======== Provided data ========
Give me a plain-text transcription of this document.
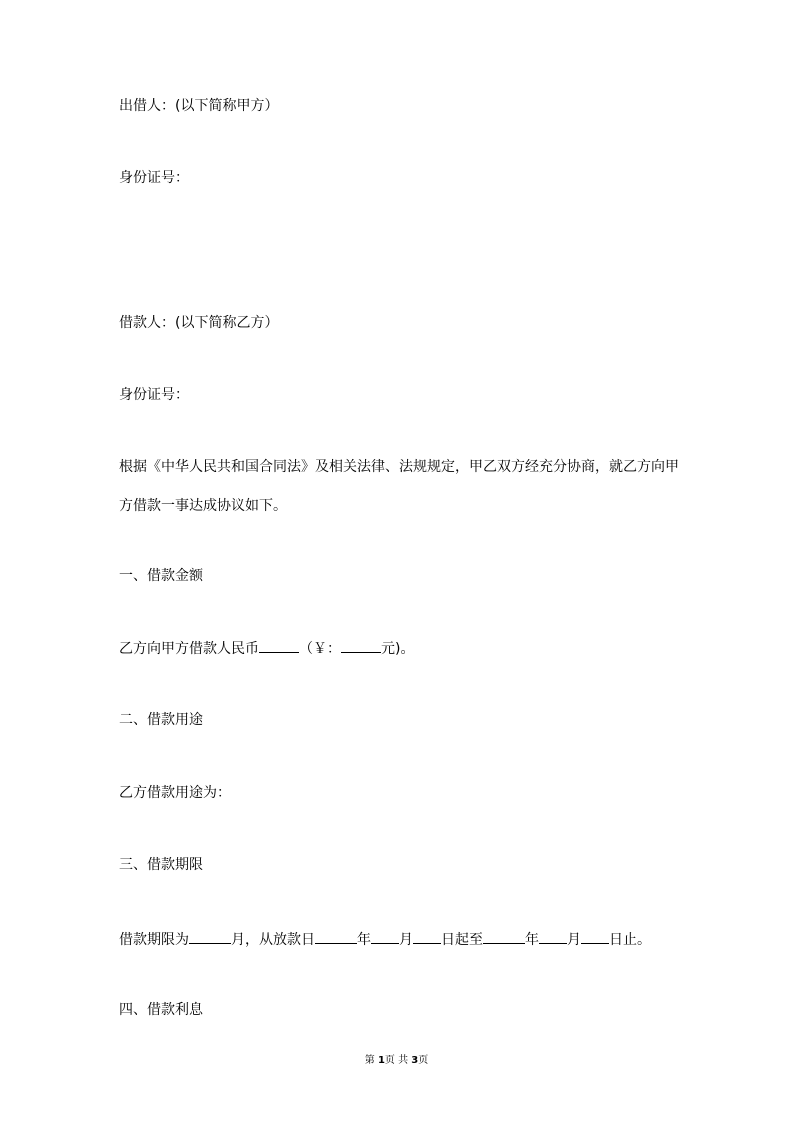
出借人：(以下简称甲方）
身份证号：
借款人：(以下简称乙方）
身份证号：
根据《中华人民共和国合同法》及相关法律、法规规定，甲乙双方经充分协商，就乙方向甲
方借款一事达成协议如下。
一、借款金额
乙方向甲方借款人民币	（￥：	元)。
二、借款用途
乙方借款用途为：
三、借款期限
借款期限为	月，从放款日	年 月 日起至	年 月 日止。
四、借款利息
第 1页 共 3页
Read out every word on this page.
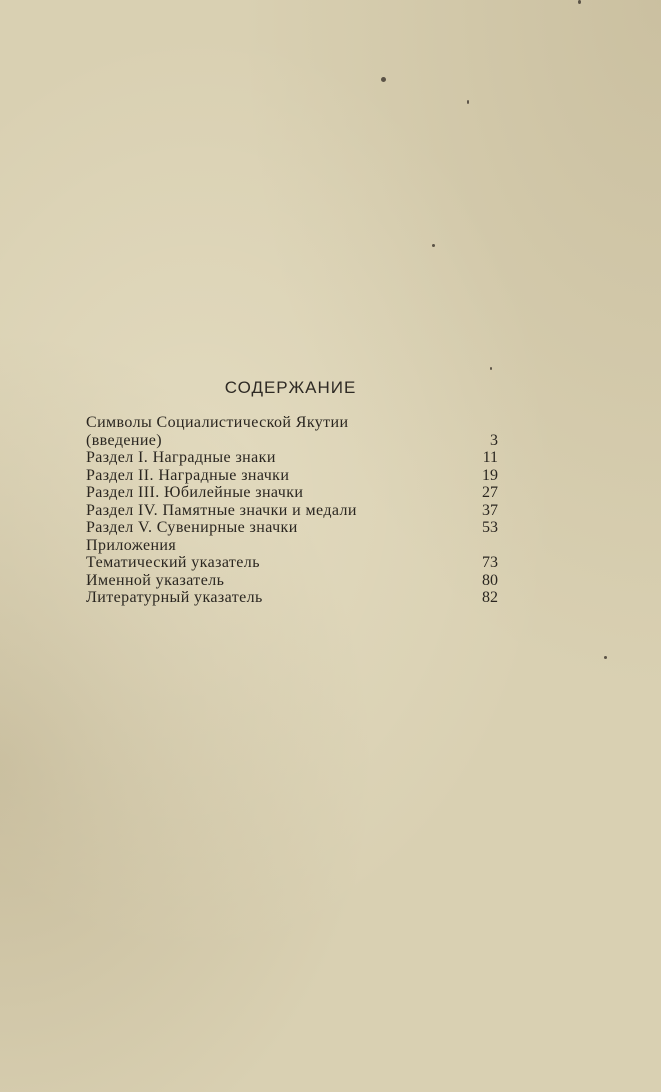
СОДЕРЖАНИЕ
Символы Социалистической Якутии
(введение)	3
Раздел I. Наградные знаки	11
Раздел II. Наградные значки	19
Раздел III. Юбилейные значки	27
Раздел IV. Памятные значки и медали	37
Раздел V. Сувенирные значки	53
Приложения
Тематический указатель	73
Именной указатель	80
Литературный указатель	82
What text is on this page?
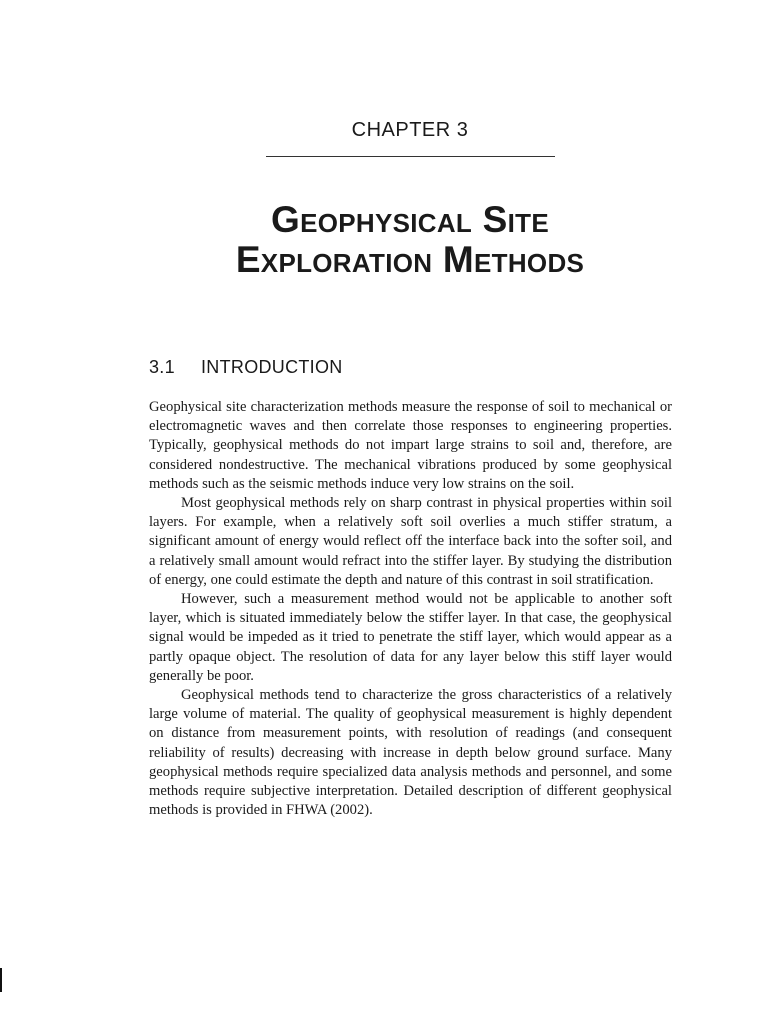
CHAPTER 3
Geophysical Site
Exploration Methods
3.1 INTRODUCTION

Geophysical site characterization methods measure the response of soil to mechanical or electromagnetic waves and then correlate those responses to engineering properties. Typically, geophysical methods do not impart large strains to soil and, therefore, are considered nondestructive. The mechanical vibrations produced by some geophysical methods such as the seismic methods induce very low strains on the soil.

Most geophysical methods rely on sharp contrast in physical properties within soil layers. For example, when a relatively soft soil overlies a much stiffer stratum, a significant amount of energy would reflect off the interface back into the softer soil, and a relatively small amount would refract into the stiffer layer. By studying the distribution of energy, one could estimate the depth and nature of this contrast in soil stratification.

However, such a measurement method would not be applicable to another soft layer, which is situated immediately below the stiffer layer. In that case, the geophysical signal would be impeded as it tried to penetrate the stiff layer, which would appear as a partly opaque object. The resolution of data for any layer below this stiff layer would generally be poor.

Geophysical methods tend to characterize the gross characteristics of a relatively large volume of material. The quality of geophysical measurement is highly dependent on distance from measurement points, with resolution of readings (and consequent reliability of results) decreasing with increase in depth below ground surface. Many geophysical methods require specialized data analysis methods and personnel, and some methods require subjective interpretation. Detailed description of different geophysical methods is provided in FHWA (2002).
========
======== Provided data ========
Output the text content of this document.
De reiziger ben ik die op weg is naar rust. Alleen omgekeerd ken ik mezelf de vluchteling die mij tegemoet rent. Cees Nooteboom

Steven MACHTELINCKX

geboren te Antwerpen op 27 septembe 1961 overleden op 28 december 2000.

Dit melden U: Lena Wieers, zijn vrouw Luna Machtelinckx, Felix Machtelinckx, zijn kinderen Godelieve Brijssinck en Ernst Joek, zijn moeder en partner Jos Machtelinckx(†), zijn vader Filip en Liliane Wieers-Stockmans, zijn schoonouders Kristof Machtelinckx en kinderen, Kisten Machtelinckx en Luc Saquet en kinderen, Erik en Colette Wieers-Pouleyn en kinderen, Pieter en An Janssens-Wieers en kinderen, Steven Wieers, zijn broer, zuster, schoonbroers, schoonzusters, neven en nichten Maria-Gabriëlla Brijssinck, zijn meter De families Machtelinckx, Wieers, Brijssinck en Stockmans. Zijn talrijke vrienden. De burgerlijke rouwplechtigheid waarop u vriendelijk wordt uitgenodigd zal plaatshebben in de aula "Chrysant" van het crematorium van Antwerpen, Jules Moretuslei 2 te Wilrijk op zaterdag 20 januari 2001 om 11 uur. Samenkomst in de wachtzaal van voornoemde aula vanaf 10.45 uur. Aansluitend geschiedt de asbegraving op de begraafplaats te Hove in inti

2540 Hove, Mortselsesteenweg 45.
========
======== Provided data ========
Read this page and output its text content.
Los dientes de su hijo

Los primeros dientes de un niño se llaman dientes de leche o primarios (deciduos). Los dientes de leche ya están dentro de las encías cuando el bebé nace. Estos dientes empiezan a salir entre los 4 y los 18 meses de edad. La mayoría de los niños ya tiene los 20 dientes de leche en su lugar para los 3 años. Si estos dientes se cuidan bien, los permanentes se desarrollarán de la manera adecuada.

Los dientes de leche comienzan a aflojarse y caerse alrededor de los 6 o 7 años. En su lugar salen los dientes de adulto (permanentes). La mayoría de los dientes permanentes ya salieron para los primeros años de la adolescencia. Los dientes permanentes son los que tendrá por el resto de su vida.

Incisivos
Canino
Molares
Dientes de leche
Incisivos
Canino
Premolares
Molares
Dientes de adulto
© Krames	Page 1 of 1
========
__Work to be completed__
Say how many lines of the data include the string "указатель". Nothing other than the number should be given.

__Problem solution__
3